**VOTRE OBJECTIF:**
Pouvez-vous modifier le matériel ci-dessous en remplaçant partout « data-point » par « data-marker », sans rien changer d'autre et sans reprendre les images ?

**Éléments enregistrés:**
*-*-*
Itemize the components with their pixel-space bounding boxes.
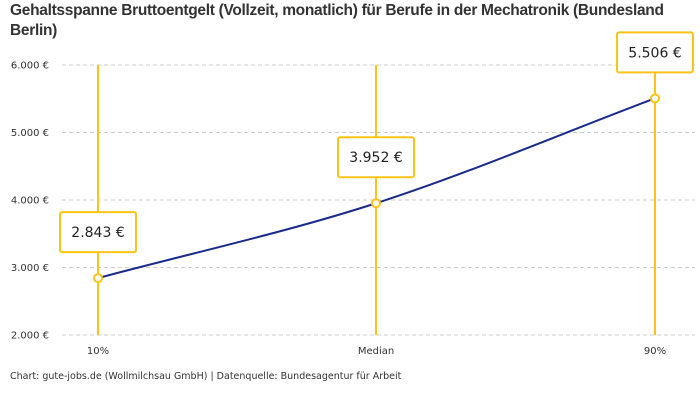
data-point: [650, 93, 660, 104]
data-label-box: [59, 211, 137, 254]
data-point: [93, 273, 103, 284]
chart-source: Chart: gute-jobs.de (Wollmilchsau GmbH) …: [10, 371, 402, 382]
y-tick-label: 2.000 €: [11, 331, 49, 342]
data-label: 2.843 €: [71, 225, 124, 241]
y-tick-label: 3.000 €: [11, 263, 49, 274]
data-label: 5.506 €: [628, 45, 681, 61]
data-label-box: [337, 136, 415, 179]
x-tick-label: 10%: [87, 346, 109, 357]
x-tick-label: Median: [358, 346, 394, 357]
y-tick-label: 4.000 €: [11, 196, 49, 207]
y-tick-label: 6.000 €: [11, 61, 49, 72]
data-label-box: [616, 31, 694, 74]
chart-title: Gehaltsspanne Bruttoentgelt (Vollzeit, m…: [10, 2, 664, 39]
data-point: [371, 198, 381, 209]
y-tick-label: 5.000 €: [11, 128, 49, 139]
data-label: 3.952 €: [349, 150, 402, 166]
x-tick-label: 90%: [644, 346, 666, 357]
*-*-*
**RÉPONSE AU PROBLÈME:**
Itemize the components with their pixel-space bounding boxes.
data-marker: [650, 93, 660, 104]
data-label-box: [59, 211, 137, 254]
data-marker: [93, 273, 103, 284]
chart-source: Chart: gute-jobs.de (Wollmilchsau GmbH) …: [10, 371, 402, 382]
y-tick-label: 2.000 €: [11, 331, 49, 342]
data-label: 2.843 €: [71, 225, 124, 241]
y-tick-label: 3.000 €: [11, 263, 49, 274]
data-label: 5.506 €: [628, 45, 681, 61]
data-label-box: [337, 136, 415, 179]
x-tick-label: 10%: [87, 346, 109, 357]
x-tick-label: Median: [358, 346, 394, 357]
y-tick-label: 4.000 €: [11, 196, 49, 207]
y-tick-label: 6.000 €: [11, 61, 49, 72]
data-label-box: [616, 31, 694, 74]
chart-title: Gehaltsspanne Bruttoentgelt (Vollzeit, m…: [10, 2, 664, 39]
data-marker: [371, 198, 381, 209]
y-tick-label: 5.000 €: [11, 128, 49, 139]
data-label: 3.952 €: [349, 150, 402, 166]
x-tick-label: 90%: [644, 346, 666, 357]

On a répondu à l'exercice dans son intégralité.